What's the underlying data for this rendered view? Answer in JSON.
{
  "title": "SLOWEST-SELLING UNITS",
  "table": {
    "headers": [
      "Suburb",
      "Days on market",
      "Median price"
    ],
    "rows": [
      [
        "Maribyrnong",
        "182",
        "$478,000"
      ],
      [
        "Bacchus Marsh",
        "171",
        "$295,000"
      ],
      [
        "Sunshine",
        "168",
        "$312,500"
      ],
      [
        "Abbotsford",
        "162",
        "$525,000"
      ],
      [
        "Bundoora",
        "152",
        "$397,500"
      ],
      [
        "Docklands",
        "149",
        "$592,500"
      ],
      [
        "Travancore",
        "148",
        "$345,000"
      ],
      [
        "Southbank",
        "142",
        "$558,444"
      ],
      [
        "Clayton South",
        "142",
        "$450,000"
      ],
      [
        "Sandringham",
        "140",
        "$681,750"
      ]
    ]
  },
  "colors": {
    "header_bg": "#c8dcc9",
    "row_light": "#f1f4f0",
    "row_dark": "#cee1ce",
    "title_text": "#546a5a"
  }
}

## Requirement
Retype the data exactly as given.

## The result
What's the underlying data for this rendered view? Answer in JSON.
{
  "title": "SLOWEST-SELLING UNITS",
  "table": {
    "headers": [
      "Suburb",
      "Days on market",
      "Median price"
    ],
    "rows": [
      [
        "Maribyrnong",
        "182",
        "$478,000"
      ],
      [
        "Bacchus Marsh",
        "171",
        "$295,000"
      ],
      [
        "Sunshine",
        "168",
        "$312,500"
      ],
      [
        "Abbotsford",
        "162",
        "$525,000"
      ],
      [
        "Bundoora",
        "152",
        "$397,500"
      ],
      [
        "Docklands",
        "149",
        "$592,500"
      ],
      [
        "Travancore",
        "148",
        "$345,000"
      ],
      [
        "Southbank",
        "142",
        "$558,444"
      ],
      [
        "Clayton South",
        "142",
        "$450,000"
      ],
      [
        "Sandringham",
        "140",
        "$681,750"
      ]
    ]
  },
  "colors": {
    "header_bg": "#c8dcc9",
    "row_light": "#f1f4f0",
    "row_dark": "#cee1ce",
    "title_text": "#546a5a"
  }
}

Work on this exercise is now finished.